Written task — In the part that opens with the line containing "x-tick-label: 51-60 km/h [1005,741,1145,771]" and closes with the line containing "bar [1247,708,1366,720]", change "value-label-box" to "value-box" and leave everything else as it is. Give back only those lines.

Records for this exercise —
• • • • • • •

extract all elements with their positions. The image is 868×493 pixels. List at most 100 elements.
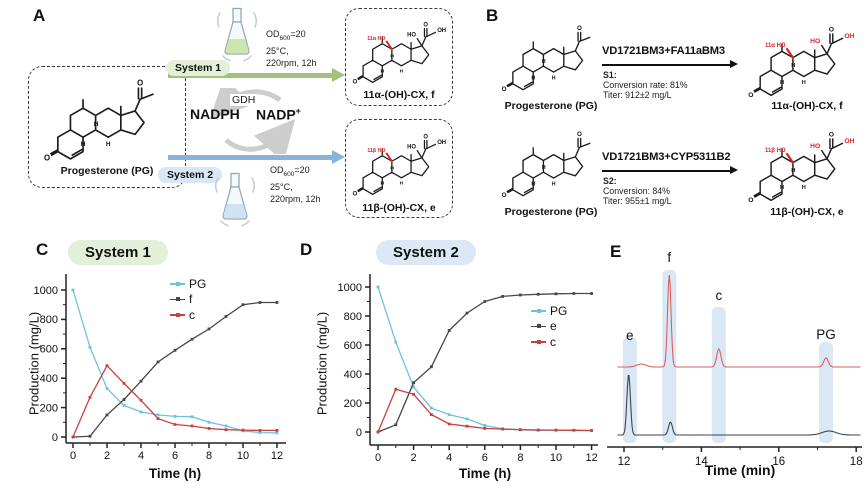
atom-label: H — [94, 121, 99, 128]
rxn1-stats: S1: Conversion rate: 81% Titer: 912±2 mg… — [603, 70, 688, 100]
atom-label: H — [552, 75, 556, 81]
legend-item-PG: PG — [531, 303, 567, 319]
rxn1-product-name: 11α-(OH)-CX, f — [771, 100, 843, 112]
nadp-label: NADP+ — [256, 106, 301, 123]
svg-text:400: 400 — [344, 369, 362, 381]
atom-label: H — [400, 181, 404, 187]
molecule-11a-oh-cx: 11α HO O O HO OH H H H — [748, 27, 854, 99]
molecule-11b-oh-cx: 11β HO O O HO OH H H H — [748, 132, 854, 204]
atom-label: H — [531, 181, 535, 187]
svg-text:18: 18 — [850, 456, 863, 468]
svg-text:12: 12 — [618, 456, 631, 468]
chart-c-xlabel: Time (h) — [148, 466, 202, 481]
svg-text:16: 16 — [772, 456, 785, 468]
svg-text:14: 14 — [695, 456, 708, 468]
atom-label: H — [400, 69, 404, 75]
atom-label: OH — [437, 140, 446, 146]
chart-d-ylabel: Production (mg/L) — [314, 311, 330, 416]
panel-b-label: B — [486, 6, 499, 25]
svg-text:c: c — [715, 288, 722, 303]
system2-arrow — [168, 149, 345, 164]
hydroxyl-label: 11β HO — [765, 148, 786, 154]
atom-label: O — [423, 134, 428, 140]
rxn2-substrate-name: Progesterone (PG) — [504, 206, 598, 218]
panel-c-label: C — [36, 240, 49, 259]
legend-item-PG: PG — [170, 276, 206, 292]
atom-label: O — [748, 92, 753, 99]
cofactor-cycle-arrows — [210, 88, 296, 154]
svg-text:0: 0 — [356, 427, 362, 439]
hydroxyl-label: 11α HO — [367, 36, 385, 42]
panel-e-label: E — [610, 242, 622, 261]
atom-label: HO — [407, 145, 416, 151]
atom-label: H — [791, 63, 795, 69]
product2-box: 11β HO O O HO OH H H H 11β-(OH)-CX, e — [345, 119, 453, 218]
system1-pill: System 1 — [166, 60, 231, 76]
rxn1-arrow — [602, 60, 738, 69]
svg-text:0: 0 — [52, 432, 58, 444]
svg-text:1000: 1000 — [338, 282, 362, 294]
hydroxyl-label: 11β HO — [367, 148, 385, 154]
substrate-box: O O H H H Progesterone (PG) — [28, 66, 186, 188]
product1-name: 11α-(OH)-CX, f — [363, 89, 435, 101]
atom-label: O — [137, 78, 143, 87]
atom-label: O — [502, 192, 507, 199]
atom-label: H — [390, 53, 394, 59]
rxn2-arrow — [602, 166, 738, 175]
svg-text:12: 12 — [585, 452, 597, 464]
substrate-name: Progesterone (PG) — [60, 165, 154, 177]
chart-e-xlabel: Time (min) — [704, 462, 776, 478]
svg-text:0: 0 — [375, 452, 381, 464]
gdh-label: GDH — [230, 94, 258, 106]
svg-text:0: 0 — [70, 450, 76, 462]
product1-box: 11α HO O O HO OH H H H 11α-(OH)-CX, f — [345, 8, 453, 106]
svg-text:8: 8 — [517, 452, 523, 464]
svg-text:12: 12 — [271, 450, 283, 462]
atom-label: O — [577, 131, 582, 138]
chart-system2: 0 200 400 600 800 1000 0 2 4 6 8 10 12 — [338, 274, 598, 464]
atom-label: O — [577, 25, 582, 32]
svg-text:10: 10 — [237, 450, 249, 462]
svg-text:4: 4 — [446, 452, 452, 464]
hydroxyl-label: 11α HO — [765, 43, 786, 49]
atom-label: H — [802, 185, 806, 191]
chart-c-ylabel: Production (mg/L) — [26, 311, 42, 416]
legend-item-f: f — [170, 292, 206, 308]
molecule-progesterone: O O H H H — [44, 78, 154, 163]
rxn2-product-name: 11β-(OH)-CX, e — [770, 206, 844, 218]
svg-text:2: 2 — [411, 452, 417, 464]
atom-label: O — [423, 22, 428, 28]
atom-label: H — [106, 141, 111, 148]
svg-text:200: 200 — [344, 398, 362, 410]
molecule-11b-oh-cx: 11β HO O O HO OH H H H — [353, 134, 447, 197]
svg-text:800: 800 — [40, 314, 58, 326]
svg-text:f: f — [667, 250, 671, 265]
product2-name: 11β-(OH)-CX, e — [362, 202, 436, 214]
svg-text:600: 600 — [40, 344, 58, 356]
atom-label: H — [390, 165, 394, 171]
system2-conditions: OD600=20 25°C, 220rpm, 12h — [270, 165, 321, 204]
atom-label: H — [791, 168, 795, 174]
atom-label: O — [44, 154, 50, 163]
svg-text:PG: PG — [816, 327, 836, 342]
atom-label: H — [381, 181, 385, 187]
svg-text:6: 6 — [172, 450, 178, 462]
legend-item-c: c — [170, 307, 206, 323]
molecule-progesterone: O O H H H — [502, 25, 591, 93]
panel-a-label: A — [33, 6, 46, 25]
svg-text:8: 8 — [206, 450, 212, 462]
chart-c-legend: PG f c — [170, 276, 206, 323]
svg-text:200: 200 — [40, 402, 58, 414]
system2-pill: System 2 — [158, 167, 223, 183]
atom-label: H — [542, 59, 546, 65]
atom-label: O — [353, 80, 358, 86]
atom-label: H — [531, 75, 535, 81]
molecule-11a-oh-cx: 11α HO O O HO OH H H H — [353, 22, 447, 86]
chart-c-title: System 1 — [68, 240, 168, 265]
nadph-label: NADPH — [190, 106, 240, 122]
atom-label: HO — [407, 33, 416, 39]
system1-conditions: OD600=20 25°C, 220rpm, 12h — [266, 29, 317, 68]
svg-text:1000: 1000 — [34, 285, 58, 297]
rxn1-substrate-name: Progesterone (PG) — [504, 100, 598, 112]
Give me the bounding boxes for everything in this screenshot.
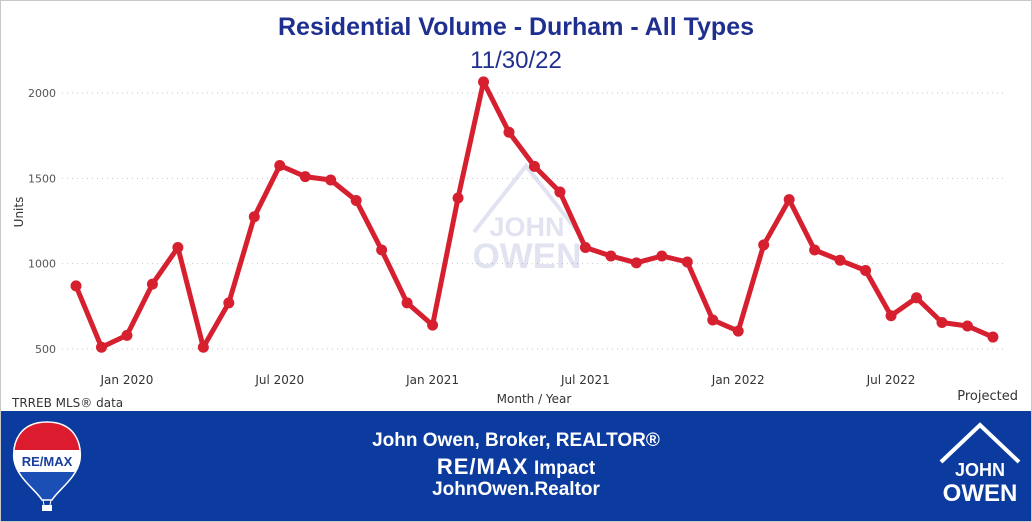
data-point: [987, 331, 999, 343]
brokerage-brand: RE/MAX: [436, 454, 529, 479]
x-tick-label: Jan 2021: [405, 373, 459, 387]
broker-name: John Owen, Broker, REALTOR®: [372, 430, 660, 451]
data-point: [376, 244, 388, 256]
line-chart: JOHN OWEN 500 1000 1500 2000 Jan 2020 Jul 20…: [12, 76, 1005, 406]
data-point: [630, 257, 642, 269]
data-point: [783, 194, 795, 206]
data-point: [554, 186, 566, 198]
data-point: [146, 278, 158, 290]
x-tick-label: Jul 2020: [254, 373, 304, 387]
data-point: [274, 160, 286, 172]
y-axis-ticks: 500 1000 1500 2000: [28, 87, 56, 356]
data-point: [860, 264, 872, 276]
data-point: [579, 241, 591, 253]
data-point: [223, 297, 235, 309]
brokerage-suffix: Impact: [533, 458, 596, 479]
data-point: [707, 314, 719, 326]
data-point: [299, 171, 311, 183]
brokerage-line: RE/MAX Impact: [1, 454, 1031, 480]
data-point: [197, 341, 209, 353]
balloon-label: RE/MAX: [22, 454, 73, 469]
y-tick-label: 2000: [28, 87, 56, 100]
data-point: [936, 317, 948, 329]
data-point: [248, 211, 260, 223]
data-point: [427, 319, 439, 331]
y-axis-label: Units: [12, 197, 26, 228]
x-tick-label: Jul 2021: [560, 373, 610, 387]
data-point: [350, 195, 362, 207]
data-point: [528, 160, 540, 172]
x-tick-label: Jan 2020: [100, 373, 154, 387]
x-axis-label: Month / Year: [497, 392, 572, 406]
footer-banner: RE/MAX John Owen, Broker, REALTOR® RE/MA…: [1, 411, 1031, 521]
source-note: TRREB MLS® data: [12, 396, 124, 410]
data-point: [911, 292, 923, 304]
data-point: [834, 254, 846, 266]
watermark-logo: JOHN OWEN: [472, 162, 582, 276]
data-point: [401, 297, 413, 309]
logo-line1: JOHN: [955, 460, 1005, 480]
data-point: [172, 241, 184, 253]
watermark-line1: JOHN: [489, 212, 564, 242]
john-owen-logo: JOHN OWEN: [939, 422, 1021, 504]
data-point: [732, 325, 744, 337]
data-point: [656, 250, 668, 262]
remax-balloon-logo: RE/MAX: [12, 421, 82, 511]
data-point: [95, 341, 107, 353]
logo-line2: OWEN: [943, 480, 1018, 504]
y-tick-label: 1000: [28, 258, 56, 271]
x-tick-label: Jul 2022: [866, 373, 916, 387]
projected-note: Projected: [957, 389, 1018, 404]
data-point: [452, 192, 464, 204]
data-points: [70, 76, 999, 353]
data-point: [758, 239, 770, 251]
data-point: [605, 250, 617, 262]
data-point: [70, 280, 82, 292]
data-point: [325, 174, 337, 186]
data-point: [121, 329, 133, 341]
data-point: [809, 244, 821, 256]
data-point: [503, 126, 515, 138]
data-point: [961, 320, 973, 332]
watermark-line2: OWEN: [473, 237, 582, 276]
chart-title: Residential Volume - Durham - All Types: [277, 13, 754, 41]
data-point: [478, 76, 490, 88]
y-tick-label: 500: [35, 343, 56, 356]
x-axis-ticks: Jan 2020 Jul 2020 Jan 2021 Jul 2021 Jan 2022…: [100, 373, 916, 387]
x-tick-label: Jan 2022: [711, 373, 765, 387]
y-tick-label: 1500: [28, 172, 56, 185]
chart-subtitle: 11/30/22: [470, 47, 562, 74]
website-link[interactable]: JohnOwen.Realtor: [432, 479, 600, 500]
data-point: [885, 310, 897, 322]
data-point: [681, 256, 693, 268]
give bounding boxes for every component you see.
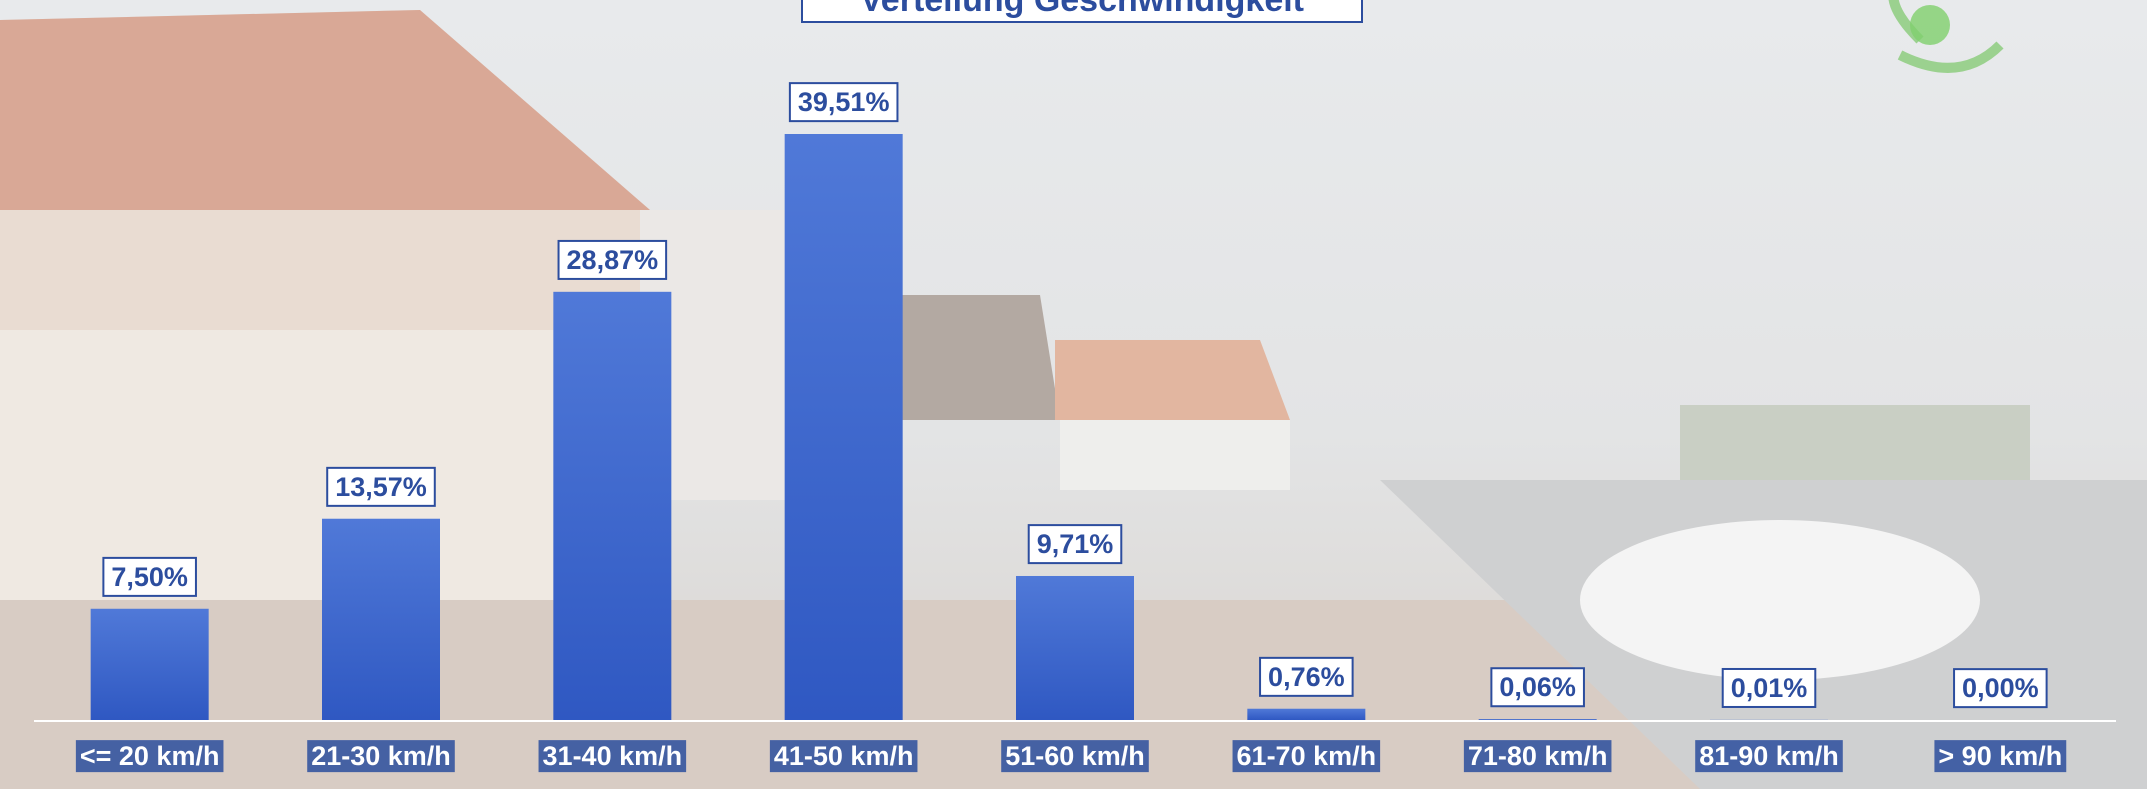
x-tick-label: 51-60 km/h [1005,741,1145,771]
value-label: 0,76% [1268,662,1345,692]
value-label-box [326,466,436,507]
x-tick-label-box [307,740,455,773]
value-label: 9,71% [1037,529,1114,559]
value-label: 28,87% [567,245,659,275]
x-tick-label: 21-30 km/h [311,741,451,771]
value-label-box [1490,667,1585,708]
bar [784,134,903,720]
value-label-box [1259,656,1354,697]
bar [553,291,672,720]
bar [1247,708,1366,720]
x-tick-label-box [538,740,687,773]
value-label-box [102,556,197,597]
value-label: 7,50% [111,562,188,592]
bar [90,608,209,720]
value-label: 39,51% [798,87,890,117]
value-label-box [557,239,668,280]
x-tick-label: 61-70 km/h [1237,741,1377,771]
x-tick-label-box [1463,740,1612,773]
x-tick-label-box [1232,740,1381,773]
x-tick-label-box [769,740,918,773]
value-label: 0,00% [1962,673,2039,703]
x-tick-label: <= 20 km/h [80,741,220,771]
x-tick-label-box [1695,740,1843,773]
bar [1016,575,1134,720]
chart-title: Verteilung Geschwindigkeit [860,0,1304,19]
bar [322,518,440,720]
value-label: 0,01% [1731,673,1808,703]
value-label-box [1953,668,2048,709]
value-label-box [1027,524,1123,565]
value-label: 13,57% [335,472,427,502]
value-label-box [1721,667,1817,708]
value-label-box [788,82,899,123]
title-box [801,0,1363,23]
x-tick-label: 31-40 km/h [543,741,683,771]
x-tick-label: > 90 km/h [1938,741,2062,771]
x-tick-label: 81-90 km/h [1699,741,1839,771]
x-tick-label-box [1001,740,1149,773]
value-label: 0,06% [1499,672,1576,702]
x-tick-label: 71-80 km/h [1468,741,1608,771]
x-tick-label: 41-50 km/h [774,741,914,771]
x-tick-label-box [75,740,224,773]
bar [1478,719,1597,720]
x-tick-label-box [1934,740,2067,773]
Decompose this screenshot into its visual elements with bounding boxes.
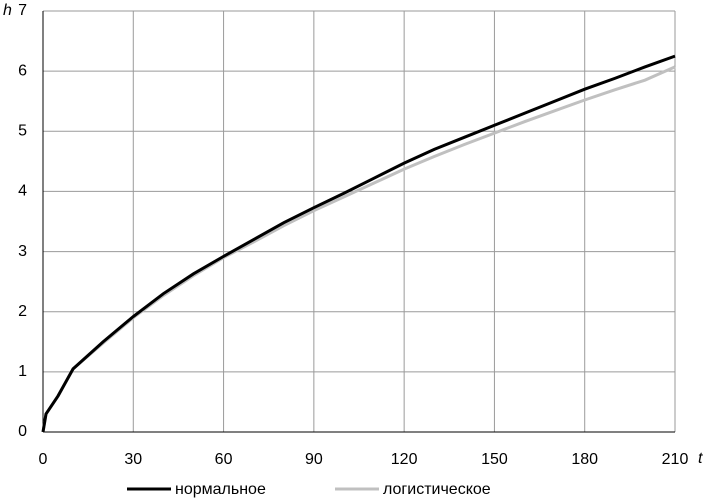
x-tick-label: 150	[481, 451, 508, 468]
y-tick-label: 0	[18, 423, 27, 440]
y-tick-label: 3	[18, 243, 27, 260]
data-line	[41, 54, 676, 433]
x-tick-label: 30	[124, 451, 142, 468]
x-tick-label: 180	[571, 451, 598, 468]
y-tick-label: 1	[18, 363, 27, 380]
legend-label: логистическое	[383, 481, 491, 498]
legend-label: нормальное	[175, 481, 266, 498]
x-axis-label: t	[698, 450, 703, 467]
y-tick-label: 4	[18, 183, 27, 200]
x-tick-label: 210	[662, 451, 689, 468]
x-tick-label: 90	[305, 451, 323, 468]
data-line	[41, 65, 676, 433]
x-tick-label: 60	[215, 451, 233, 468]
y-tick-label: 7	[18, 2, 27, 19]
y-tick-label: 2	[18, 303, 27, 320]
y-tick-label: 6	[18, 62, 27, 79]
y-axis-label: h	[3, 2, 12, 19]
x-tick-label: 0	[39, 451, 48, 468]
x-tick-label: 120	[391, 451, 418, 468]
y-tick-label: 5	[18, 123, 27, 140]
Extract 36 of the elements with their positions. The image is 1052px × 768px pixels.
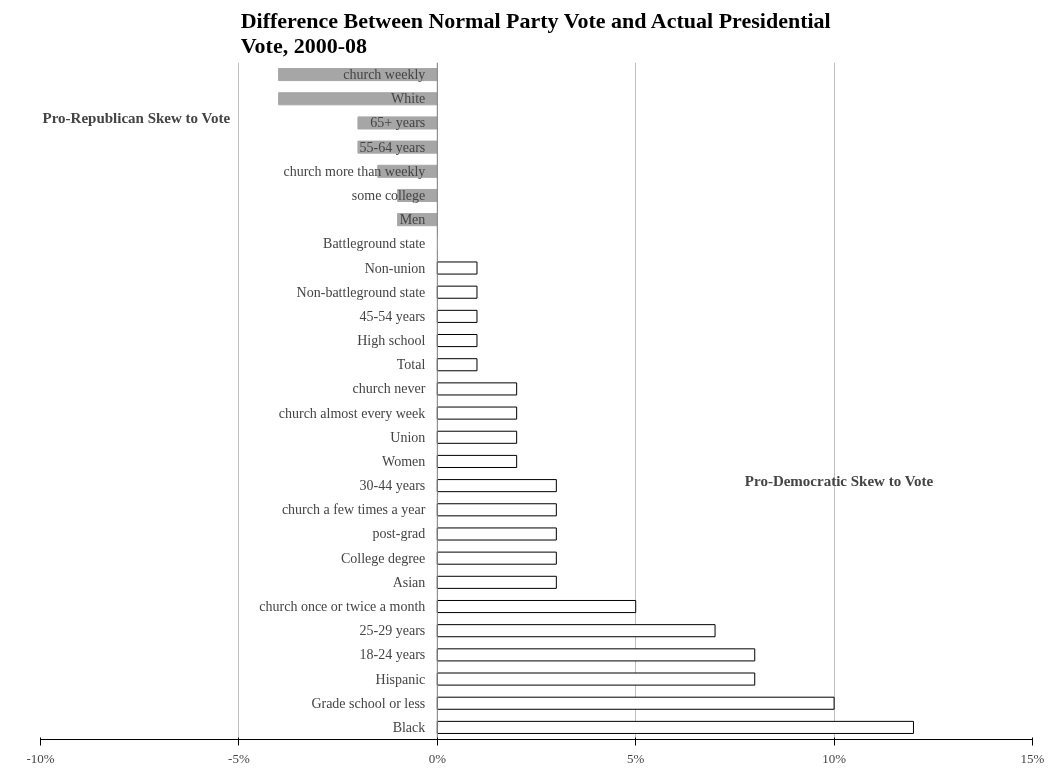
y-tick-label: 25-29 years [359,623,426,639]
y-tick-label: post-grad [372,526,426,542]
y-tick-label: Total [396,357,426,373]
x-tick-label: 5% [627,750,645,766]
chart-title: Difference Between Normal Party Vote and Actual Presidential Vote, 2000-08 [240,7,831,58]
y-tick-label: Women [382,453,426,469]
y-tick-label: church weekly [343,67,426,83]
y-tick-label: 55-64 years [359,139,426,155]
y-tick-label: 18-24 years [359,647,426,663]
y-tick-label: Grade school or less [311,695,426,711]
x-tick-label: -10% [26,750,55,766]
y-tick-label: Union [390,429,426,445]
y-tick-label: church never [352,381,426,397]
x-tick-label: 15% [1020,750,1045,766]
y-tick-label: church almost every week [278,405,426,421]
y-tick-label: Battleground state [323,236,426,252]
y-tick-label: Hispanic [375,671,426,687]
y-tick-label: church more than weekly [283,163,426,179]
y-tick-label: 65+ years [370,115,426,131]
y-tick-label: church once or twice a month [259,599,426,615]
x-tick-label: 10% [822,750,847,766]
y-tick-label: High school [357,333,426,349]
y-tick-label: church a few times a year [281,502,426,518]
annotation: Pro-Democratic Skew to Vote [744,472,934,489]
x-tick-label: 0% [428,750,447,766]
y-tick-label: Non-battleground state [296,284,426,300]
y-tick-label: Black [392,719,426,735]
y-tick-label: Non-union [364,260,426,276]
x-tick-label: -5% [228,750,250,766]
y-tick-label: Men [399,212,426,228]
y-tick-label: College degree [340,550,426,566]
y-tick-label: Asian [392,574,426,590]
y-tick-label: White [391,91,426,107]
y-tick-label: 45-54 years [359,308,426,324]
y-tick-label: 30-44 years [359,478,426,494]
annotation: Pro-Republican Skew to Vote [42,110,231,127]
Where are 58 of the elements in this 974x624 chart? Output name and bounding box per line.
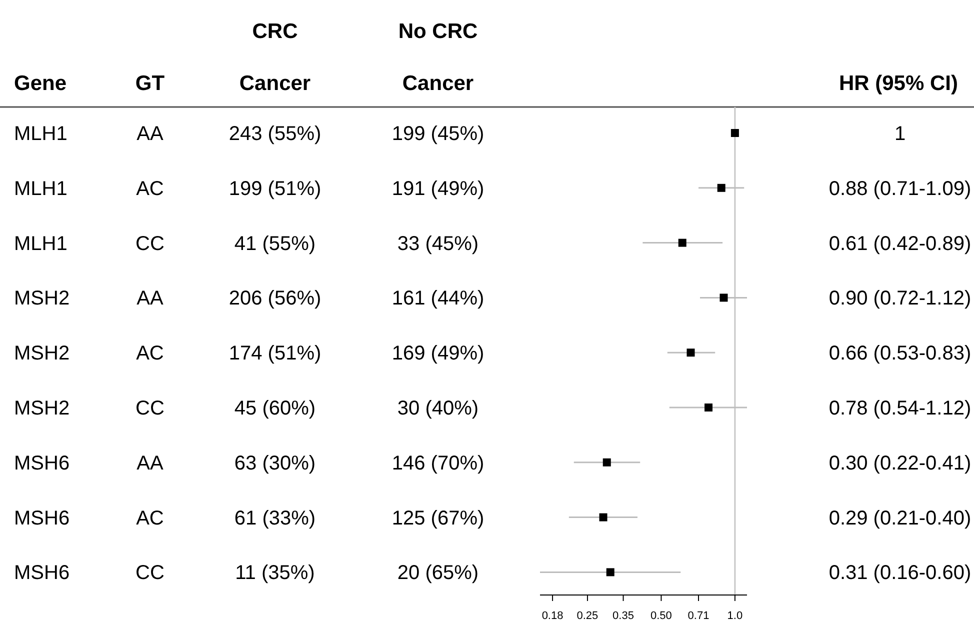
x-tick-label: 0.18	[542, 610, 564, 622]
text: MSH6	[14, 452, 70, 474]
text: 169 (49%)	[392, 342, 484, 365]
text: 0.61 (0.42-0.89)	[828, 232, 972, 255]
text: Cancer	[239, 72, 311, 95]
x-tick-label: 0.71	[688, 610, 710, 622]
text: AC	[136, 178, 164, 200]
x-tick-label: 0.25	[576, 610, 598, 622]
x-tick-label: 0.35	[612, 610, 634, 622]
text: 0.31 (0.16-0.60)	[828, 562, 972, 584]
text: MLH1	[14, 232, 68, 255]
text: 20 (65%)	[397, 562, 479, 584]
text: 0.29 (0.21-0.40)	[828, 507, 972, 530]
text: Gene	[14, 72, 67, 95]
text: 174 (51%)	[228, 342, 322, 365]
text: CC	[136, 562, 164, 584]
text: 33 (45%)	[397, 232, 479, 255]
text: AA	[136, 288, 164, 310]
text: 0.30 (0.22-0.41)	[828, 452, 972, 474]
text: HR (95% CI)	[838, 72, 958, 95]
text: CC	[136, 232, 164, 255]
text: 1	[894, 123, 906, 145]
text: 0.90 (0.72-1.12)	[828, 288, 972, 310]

• • • • • • •

Answer to the exercise —
x-tick-label: 51-60 km/h [1005,741,1145,771]
value-label: 0,76% [1268,662,1345,692]
value-box [326,466,436,507]
x-tick-label-box [307,740,455,773]
value-label: 9,71% [1037,529,1114,559]
value-label: 28,87% [567,245,659,275]
x-tick-label: 21-30 km/h [311,741,451,771]
value-box [1490,667,1585,708]
bar [784,134,903,720]
value-box [1259,656,1354,697]
bar [553,291,672,720]
bar [1247,708,1366,720]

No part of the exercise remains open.